_Stored records_:
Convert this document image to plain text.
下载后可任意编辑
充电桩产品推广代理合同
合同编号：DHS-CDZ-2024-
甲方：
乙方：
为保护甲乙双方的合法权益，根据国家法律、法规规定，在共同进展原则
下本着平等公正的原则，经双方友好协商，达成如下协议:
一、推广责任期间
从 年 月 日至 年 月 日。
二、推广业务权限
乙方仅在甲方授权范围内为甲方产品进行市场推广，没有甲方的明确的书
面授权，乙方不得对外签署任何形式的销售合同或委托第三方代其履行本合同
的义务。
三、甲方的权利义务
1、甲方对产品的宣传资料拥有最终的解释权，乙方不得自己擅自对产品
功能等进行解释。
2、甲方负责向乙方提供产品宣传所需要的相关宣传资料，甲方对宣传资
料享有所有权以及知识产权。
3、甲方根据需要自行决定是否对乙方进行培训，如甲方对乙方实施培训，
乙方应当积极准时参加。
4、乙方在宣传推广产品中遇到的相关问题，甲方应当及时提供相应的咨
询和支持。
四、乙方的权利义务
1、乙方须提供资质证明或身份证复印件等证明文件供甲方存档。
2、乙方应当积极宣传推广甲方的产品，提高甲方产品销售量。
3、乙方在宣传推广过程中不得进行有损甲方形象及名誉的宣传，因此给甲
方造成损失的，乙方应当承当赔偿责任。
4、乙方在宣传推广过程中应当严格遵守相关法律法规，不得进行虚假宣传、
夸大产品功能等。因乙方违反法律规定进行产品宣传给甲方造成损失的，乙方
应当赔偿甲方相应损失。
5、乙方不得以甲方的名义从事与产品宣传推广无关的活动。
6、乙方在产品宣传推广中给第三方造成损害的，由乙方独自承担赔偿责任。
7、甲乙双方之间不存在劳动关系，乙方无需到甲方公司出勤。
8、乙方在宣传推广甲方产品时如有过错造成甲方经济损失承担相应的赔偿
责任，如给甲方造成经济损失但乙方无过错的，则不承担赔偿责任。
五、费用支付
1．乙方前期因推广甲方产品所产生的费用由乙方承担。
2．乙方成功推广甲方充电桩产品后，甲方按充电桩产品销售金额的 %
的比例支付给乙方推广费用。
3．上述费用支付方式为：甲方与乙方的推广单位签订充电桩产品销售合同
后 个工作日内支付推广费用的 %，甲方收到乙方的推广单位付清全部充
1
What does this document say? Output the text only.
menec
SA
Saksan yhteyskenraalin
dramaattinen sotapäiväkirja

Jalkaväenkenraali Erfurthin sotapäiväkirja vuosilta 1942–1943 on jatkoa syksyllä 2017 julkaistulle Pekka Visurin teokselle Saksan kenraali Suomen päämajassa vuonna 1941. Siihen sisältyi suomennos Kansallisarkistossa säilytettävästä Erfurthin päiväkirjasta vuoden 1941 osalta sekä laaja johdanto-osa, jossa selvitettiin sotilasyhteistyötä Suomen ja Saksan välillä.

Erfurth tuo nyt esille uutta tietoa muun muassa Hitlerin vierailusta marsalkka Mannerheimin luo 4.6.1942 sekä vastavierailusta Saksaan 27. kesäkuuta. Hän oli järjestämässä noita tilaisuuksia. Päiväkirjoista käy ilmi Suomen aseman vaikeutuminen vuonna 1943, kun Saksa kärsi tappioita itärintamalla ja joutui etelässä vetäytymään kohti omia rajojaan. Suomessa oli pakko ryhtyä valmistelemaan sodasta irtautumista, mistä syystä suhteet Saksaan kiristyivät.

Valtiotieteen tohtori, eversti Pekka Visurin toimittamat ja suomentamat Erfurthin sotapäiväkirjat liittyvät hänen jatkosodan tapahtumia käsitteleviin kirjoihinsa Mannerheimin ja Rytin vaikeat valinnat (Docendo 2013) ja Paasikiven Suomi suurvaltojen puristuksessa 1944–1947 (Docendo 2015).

_Exercise requirements_:
Copy out each line that contains the word "Pekka".

_Output of the task_:
Jalkaväenkenraali Erfurthin sotapäiväkirja vuosilta 1942–1943 on jatkoa syksyllä 2017 julkaistulle Pekka Visurin teokselle Saksan kenraali Suomen päämajassa vuonna 1941. Siihen sisältyi suomennos Kansallisarkistossa säilytettävästä Erfurthin päiväkirjasta vuoden 1941 osalta sekä laaja johdanto-osa, jossa selvitettiin sotilasyhteistyötä Suomen ja Saksan välillä.
Valtiotieteen tohtori, eversti Pekka Visurin toimittamat ja suomentamat Erfurthin sotapäiväkirjat liittyvät hänen jatkosodan tapahtumia käsitteleviin kirjoihinsa Mannerheimin ja Rytin vaikeat valinnat (Docendo 2013) ja Paasikiven Suomi suurvaltojen puristuksessa 1944–1947 (Docendo 2015).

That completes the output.